= What the exercise asks =
Copy out all the records exactly.

= Working data =
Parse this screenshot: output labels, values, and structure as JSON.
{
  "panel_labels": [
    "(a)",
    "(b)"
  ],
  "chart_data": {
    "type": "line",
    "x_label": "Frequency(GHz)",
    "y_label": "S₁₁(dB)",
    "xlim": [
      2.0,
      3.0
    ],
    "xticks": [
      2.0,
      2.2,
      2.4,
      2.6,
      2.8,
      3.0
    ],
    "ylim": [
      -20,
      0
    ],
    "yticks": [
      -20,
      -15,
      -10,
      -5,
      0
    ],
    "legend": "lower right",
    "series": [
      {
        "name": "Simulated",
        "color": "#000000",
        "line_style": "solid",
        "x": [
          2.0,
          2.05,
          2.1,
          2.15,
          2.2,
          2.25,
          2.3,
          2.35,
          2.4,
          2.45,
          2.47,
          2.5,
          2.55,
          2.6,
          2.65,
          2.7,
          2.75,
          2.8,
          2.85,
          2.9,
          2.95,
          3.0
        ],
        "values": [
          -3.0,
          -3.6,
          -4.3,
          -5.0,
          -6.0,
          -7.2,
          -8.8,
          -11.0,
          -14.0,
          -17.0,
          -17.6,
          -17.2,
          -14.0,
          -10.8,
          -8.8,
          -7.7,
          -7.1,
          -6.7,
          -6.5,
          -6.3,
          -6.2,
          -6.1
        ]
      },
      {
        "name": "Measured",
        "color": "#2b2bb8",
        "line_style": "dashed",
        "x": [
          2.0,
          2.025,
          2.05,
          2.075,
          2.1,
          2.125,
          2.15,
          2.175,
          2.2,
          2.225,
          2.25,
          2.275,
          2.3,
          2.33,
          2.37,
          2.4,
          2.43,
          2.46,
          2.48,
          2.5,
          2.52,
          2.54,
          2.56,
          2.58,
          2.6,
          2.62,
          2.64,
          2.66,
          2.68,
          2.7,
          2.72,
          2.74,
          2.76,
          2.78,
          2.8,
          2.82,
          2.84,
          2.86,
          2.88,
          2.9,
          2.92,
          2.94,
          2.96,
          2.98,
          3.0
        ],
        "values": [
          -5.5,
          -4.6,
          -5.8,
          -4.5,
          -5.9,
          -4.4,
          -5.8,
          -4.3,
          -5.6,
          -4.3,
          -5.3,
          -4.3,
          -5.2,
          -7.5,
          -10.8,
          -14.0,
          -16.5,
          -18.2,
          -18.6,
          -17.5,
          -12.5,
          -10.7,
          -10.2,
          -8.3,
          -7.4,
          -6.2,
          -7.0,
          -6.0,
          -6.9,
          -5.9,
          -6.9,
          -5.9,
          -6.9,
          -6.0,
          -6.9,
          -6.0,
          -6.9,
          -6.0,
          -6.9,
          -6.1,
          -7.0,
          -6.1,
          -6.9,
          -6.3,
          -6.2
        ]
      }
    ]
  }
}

= Result =
Parse this screenshot: output labels, values, and structure as JSON.
{
  "panel_labels": [
    "(a)",
    "(b)"
  ],
  "chart_data": {
    "type": "line",
    "x_label": "Frequency(GHz)",
    "y_label": "S₁₁(dB)",
    "xlim": [
      2.0,
      3.0
    ],
    "xticks": [
      2.0,
      2.2,
      2.4,
      2.6,
      2.8,
      3.0
    ],
    "ylim": [
      -20,
      0
    ],
    "yticks": [
      -20,
      -15,
      -10,
      -5,
      0
    ],
    "legend": "lower right",
    "series": [
      {
        "name": "Simulated",
        "color": "#000000",
        "line_style": "solid",
        "x": [
          2.0,
          2.05,
          2.1,
          2.15,
          2.2,
          2.25,
          2.3,
          2.35,
          2.4,
          2.45,
          2.47,
          2.5,
          2.55,
          2.6,
          2.65,
          2.7,
          2.75,
          2.8,
          2.85,
          2.9,
          2.95,
          3.0
        ],
        "values": [
          -3.0,
          -3.6,
          -4.3,
          -5.0,
          -6.0,
          -7.2,
          -8.8,
          -11.0,
          -14.0,
          -17.0,
          -17.6,
          -17.2,
          -14.0,
          -10.8,
          -8.8,
          -7.7,
          -7.1,
          -6.7,
          -6.5,
          -6.3,
          -6.2,
          -6.1
        ]
      },
      {
        "name": "Measured",
        "color": "#2b2bb8",
        "line_style": "dashed",
        "x": [
          2.0,
          2.025,
          2.05,
          2.075,
          2.1,
          2.125,
          2.15,
          2.175,
          2.2,
          2.225,
          2.25,
          2.275,
          2.3,
          2.33,
          2.37,
          2.4,
          2.43,
          2.46,
          2.48,
          2.5,
          2.52,
          2.54,
          2.56,
          2.58,
          2.6,
          2.62,
          2.64,
          2.66,
          2.68,
          2.7,
          2.72,
          2.74,
          2.76,
          2.78,
          2.8,
          2.82,
          2.84,
          2.86,
          2.88,
          2.9,
          2.92,
          2.94,
          2.96,
          2.98,
          3.0
        ],
        "values": [
          -5.5,
          -4.6,
          -5.8,
          -4.5,
          -5.9,
          -4.4,
          -5.8,
          -4.3,
          -5.6,
          -4.3,
          -5.3,
          -4.3,
          -5.2,
          -7.5,
          -10.8,
          -14.0,
          -16.5,
          -18.2,
          -18.6,
          -17.5,
          -12.5,
          -10.7,
          -10.2,
          -8.3,
          -7.4,
          -6.2,
          -7.0,
          -6.0,
          -6.9,
          -5.9,
          -6.9,
          -5.9,
          -6.9,
          -6.0,
          -6.9,
          -6.0,
          -6.9,
          -6.0,
          -6.9,
          -6.1,
          -7.0,
          -6.1,
          -6.9,
          -6.3,
          -6.2
        ]
      }
    ]
  }
}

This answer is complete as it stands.